§ **Requirements**
The data below must be copied in full and without any change.

--------------------------------------------------

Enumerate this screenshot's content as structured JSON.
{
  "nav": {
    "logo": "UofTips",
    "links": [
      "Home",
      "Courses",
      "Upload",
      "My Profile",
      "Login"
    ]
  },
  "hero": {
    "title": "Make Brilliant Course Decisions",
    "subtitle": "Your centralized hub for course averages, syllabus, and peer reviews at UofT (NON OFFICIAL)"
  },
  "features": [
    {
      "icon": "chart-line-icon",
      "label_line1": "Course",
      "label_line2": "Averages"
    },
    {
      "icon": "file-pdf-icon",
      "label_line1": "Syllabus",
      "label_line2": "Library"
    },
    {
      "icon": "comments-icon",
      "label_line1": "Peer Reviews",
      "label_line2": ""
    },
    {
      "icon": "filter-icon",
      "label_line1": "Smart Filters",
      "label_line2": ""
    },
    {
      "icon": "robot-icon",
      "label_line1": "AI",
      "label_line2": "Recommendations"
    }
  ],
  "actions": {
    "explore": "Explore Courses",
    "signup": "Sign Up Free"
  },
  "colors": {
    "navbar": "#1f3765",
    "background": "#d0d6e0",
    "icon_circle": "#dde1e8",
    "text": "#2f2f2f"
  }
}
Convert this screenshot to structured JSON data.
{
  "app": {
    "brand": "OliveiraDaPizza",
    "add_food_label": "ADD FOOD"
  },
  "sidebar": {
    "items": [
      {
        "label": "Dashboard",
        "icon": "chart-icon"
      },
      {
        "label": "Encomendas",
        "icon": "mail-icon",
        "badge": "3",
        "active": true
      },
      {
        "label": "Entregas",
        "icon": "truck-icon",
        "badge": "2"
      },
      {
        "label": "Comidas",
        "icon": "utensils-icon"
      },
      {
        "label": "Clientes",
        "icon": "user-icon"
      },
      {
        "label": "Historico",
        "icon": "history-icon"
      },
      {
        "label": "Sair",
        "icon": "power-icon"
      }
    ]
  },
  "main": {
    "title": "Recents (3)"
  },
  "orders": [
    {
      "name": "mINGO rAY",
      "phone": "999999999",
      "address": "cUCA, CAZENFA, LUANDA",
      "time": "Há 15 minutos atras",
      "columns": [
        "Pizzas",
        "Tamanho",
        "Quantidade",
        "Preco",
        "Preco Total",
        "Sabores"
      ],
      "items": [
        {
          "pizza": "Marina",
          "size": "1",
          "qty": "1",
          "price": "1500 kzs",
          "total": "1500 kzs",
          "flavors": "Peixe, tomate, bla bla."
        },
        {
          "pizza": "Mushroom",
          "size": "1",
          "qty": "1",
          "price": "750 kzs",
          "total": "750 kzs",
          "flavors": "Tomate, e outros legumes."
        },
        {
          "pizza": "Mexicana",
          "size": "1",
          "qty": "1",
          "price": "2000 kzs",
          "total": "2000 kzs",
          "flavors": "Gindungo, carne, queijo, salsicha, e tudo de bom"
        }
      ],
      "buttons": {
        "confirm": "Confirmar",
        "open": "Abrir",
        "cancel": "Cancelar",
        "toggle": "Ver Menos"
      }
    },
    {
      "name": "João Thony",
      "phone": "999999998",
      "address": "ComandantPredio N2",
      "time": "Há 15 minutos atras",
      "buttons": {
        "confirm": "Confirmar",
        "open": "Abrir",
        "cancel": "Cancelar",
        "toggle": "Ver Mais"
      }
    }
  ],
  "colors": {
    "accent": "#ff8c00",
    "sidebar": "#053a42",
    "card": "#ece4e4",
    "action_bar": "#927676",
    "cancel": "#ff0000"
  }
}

--------------------------------------------------

§ **Expected output**
Enumerate this screenshot's content as structured JSON.
{
  "nav": {
    "logo": "UofTips",
    "links": [
      "Home",
      "Courses",
      "Upload",
      "My Profile",
      "Login"
    ]
  },
  "hero": {
    "title": "Make Brilliant Course Decisions",
    "subtitle": "Your centralized hub for course averages, syllabus, and peer reviews at UofT (NON OFFICIAL)"
  },
  "features": [
    {
      "icon": "chart-line-icon",
      "label_line1": "Course",
      "label_line2": "Averages"
    },
    {
      "icon": "file-pdf-icon",
      "label_line1": "Syllabus",
      "label_line2": "Library"
    },
    {
      "icon": "comments-icon",
      "label_line1": "Peer Reviews",
      "label_line2": ""
    },
    {
      "icon": "filter-icon",
      "label_line1": "Smart Filters",
      "label_line2": ""
    },
    {
      "icon": "robot-icon",
      "label_line1": "AI",
      "label_line2": "Recommendations"
    }
  ],
  "actions": {
    "explore": "Explore Courses",
    "signup": "Sign Up Free"
  },
  "colors": {
    "navbar": "#1f3765",
    "background": "#d0d6e0",
    "icon_circle": "#dde1e8",
    "text": "#2f2f2f"
  }
}
Convert this screenshot to structured JSON data.
{
  "app": {
    "brand": "OliveiraDaPizza",
    "add_food_label": "ADD FOOD"
  },
  "sidebar": {
    "items": [
      {
        "label": "Dashboard",
        "icon": "chart-icon"
      },
      {
        "label": "Encomendas",
        "icon": "mail-icon",
        "badge": "3",
        "active": true
      },
      {
        "label": "Entregas",
        "icon": "truck-icon",
        "badge": "2"
      },
      {
        "label": "Comidas",
        "icon": "utensils-icon"
      },
      {
        "label": "Clientes",
        "icon": "user-icon"
      },
      {
        "label": "Historico",
        "icon": "history-icon"
      },
      {
        "label": "Sair",
        "icon": "power-icon"
      }
    ]
  },
  "main": {
    "title": "Recents (3)"
  },
  "orders": [
    {
      "name": "mINGO rAY",
      "phone": "999999999",
      "address": "cUCA, CAZENFA, LUANDA",
      "time": "Há 15 minutos atras",
      "columns": [
        "Pizzas",
        "Tamanho",
        "Quantidade",
        "Preco",
        "Preco Total",
        "Sabores"
      ],
      "items": [
        {
          "pizza": "Marina",
          "size": "1",
          "qty": "1",
          "price": "1500 kzs",
          "total": "1500 kzs",
          "flavors": "Peixe, tomate, bla bla."
        },
        {
          "pizza": "Mushroom",
          "size": "1",
          "qty": "1",
          "price": "750 kzs",
          "total": "750 kzs",
          "flavors": "Tomate, e outros legumes."
        },
        {
          "pizza": "Mexicana",
          "size": "1",
          "qty": "1",
          "price": "2000 kzs",
          "total": "2000 kzs",
          "flavors": "Gindungo, carne, queijo, salsicha, e tudo de bom"
        }
      ],
      "buttons": {
        "confirm": "Confirmar",
        "open": "Abrir",
        "cancel": "Cancelar",
        "toggle": "Ver Menos"
      }
    },
    {
      "name": "João Thony",
      "phone": "999999998",
      "address": "ComandantPredio N2",
      "time": "Há 15 minutos atras",
      "buttons": {
        "confirm": "Confirmar",
        "open": "Abrir",
        "cancel": "Cancelar",
        "toggle": "Ver Mais"
      }
    }
  ],
  "colors": {
    "accent": "#ff8c00",
    "sidebar": "#053a42",
    "card": "#ece4e4",
    "action_bar": "#927676",
    "cancel": "#ff0000"
  }
}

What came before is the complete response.